▸ Given problem:
Restate, word for word, every line of the data.

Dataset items
★ ★ ★ ★ ★ ★ ★

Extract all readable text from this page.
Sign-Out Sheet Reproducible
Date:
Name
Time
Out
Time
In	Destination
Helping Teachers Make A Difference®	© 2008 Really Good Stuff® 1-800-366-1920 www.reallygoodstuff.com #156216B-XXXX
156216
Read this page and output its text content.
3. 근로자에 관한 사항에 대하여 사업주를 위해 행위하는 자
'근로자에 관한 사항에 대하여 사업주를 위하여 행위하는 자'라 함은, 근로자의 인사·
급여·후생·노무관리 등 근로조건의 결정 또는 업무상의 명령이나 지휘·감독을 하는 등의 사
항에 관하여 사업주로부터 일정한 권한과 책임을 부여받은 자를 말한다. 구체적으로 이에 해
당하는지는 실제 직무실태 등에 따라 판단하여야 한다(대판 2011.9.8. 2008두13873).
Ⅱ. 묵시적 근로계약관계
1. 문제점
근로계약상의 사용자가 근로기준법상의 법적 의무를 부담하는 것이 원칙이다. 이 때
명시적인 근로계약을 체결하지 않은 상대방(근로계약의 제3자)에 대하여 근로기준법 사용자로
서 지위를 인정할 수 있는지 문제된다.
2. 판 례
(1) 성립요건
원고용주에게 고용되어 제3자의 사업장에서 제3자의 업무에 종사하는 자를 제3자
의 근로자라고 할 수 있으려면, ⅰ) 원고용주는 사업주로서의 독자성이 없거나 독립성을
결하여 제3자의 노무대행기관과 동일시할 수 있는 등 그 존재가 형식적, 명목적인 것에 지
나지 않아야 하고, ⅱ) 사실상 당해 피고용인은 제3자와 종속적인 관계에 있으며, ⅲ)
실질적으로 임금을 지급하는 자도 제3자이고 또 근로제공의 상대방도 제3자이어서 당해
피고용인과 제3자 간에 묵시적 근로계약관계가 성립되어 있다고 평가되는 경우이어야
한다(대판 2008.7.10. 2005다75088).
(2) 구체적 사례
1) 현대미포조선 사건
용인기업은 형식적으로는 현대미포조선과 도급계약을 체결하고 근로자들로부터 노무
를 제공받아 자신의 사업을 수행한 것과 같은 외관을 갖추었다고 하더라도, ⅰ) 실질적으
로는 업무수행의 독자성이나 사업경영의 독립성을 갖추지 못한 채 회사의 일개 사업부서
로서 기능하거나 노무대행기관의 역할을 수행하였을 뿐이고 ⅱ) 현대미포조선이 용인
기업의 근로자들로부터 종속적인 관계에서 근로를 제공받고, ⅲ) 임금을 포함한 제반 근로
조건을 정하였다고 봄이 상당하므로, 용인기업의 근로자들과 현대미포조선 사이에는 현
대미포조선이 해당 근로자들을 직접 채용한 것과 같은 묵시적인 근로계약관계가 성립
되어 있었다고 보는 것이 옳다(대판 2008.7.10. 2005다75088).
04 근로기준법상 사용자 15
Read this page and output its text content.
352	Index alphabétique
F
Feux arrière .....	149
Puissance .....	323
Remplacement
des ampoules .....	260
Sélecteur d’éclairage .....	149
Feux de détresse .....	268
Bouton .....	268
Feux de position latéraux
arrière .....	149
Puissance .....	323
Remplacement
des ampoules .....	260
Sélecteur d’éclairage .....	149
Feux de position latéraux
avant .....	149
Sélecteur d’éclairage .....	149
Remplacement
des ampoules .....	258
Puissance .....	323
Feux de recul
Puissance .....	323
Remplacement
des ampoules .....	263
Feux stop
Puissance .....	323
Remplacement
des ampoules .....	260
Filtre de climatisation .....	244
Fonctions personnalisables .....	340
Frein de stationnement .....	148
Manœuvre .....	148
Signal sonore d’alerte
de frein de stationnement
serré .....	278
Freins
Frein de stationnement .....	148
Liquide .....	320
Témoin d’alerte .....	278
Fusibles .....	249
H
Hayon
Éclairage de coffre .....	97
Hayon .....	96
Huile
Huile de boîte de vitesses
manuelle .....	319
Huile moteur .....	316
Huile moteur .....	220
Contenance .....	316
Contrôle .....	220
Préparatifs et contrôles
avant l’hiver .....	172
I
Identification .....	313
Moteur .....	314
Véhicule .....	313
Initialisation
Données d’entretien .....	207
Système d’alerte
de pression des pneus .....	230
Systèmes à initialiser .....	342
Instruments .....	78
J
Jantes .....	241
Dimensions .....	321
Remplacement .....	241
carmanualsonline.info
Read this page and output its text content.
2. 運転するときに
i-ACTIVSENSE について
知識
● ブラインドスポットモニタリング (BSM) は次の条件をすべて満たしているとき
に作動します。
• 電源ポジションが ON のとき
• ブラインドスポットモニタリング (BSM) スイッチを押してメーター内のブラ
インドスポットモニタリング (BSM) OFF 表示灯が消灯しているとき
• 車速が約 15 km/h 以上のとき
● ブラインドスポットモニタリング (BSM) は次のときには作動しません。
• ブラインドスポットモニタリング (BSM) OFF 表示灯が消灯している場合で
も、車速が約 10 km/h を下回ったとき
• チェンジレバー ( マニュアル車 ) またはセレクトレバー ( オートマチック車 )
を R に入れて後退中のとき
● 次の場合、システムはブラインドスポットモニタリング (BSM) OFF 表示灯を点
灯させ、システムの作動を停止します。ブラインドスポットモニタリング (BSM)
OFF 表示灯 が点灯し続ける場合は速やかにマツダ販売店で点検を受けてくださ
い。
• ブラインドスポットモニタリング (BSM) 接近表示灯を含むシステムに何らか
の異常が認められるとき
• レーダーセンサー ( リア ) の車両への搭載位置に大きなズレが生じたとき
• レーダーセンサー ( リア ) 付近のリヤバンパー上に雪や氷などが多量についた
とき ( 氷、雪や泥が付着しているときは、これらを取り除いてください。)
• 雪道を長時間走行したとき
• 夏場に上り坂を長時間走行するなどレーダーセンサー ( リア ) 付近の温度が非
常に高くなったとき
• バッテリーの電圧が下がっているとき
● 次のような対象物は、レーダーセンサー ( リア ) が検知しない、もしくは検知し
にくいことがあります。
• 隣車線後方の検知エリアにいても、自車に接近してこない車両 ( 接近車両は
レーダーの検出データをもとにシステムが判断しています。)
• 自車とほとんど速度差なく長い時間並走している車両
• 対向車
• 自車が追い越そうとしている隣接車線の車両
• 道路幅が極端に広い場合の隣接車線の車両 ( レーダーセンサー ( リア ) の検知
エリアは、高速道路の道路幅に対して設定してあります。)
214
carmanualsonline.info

★ ★ ★ ★ ★ ★ ★

▸ Answer for this exercise:
Extract all readable text from this page.
Sign-Out Sheet Reproducible
Date:
Name
Time
Out
Time
In	Destination
Helping Teachers Make A Difference®	© 2008 Really Good Stuff® 1-800-366-1920 www.reallygoodstuff.com #156216B-XXXX
156216
Read this page and output its text content.
3. 근로자에 관한 사항에 대하여 사업주를 위해 행위하는 자
'근로자에 관한 사항에 대하여 사업주를 위하여 행위하는 자'라 함은, 근로자의 인사·
급여·후생·노무관리 등 근로조건의 결정 또는 업무상의 명령이나 지휘·감독을 하는 등의 사
항에 관하여 사업주로부터 일정한 권한과 책임을 부여받은 자를 말한다. 구체적으로 이에 해
당하는지는 실제 직무실태 등에 따라 판단하여야 한다(대판 2011.9.8. 2008두13873).
Ⅱ. 묵시적 근로계약관계
1. 문제점
근로계약상의 사용자가 근로기준법상의 법적 의무를 부담하는 것이 원칙이다. 이 때
명시적인 근로계약을 체결하지 않은 상대방(근로계약의 제3자)에 대하여 근로기준법 사용자로
서 지위를 인정할 수 있는지 문제된다.
2. 판 례
(1) 성립요건
원고용주에게 고용되어 제3자의 사업장에서 제3자의 업무에 종사하는 자를 제3자
의 근로자라고 할 수 있으려면, ⅰ) 원고용주는 사업주로서의 독자성이 없거나 독립성을
결하여 제3자의 노무대행기관과 동일시할 수 있는 등 그 존재가 형식적, 명목적인 것에 지
나지 않아야 하고, ⅱ) 사실상 당해 피고용인은 제3자와 종속적인 관계에 있으며, ⅲ)
실질적으로 임금을 지급하는 자도 제3자이고 또 근로제공의 상대방도 제3자이어서 당해
피고용인과 제3자 간에 묵시적 근로계약관계가 성립되어 있다고 평가되는 경우이어야
한다(대판 2008.7.10. 2005다75088).
(2) 구체적 사례
1) 현대미포조선 사건
용인기업은 형식적으로는 현대미포조선과 도급계약을 체결하고 근로자들로부터 노무
를 제공받아 자신의 사업을 수행한 것과 같은 외관을 갖추었다고 하더라도, ⅰ) 실질적으
로는 업무수행의 독자성이나 사업경영의 독립성을 갖추지 못한 채 회사의 일개 사업부서
로서 기능하거나 노무대행기관의 역할을 수행하였을 뿐이고 ⅱ) 현대미포조선이 용인
기업의 근로자들로부터 종속적인 관계에서 근로를 제공받고, ⅲ) 임금을 포함한 제반 근로
조건을 정하였다고 봄이 상당하므로, 용인기업의 근로자들과 현대미포조선 사이에는 현
대미포조선이 해당 근로자들을 직접 채용한 것과 같은 묵시적인 근로계약관계가 성립
되어 있었다고 보는 것이 옳다(대판 2008.7.10. 2005다75088).
04 근로기준법상 사용자 15
Read this page and output its text content.
352	Index alphabétique
F
Feux arrière .....	149
Puissance .....	323
Remplacement
des ampoules .....	260
Sélecteur d’éclairage .....	149
Feux de détresse .....	268
Bouton .....	268
Feux de position latéraux
arrière .....	149
Puissance .....	323
Remplacement
des ampoules .....	260
Sélecteur d’éclairage .....	149
Feux de position latéraux
avant .....	149
Sélecteur d’éclairage .....	149
Remplacement
des ampoules .....	258
Puissance .....	323
Feux de recul
Puissance .....	323
Remplacement
des ampoules .....	263
Feux stop
Puissance .....	323
Remplacement
des ampoules .....	260
Filtre de climatisation .....	244
Fonctions personnalisables .....	340
Frein de stationnement .....	148
Manœuvre .....	148
Signal sonore d’alerte
de frein de stationnement
serré .....	278
Freins
Frein de stationnement .....	148
Liquide .....	320
Témoin d’alerte .....	278
Fusibles .....	249
H
Hayon
Éclairage de coffre .....	97
Hayon .....	96
Huile
Huile de boîte de vitesses
manuelle .....	319
Huile moteur .....	316
Huile moteur .....	220
Contenance .....	316
Contrôle .....	220
Préparatifs et contrôles
avant l’hiver .....	172
I
Identification .....	313
Moteur .....	314
Véhicule .....	313
Initialisation
Données d’entretien .....	207
Système d’alerte
de pression des pneus .....	230
Systèmes à initialiser .....	342
Instruments .....	78
J
Jantes .....	241
Dimensions .....	321
Remplacement .....	241
carmanualsonline.info
Read this page and output its text content.
2. 運転するときに
i-ACTIVSENSE について
知識
● ブラインドスポットモニタリング (BSM) は次の条件をすべて満たしているとき
に作動します。
• 電源ポジションが ON のとき
• ブラインドスポットモニタリング (BSM) スイッチを押してメーター内のブラ
インドスポットモニタリング (BSM) OFF 表示灯が消灯しているとき
• 車速が約 15 km/h 以上のとき
● ブラインドスポットモニタリング (BSM) は次のときには作動しません。
• ブラインドスポットモニタリング (BSM) OFF 表示灯が消灯している場合で
も、車速が約 10 km/h を下回ったとき
• チェンジレバー ( マニュアル車 ) またはセレクトレバー ( オートマチック車 )
を R に入れて後退中のとき
● 次の場合、システムはブラインドスポットモニタリング (BSM) OFF 表示灯を点
灯させ、システムの作動を停止します。ブラインドスポットモニタリング (BSM)
OFF 表示灯 が点灯し続ける場合は速やかにマツダ販売店で点検を受けてくださ
い。
• ブラインドスポットモニタリング (BSM) 接近表示灯を含むシステムに何らか
の異常が認められるとき
• レーダーセンサー ( リア ) の車両への搭載位置に大きなズレが生じたとき
• レーダーセンサー ( リア ) 付近のリヤバンパー上に雪や氷などが多量についた
とき ( 氷、雪や泥が付着しているときは、これらを取り除いてください。)
• 雪道を長時間走行したとき
• 夏場に上り坂を長時間走行するなどレーダーセンサー ( リア ) 付近の温度が非
常に高くなったとき
• バッテリーの電圧が下がっているとき
● 次のような対象物は、レーダーセンサー ( リア ) が検知しない、もしくは検知し
にくいことがあります。
• 隣車線後方の検知エリアにいても、自車に接近してこない車両 ( 接近車両は
レーダーの検出データをもとにシステムが判断しています。)
• 自車とほとんど速度差なく長い時間並走している車両
• 対向車
• 自車が追い越そうとしている隣接車線の車両
• 道路幅が極端に広い場合の隣接車線の車両 ( レーダーセンサー ( リア ) の検知
エリアは、高速道路の道路幅に対して設定してあります。)
214
carmanualsonline.info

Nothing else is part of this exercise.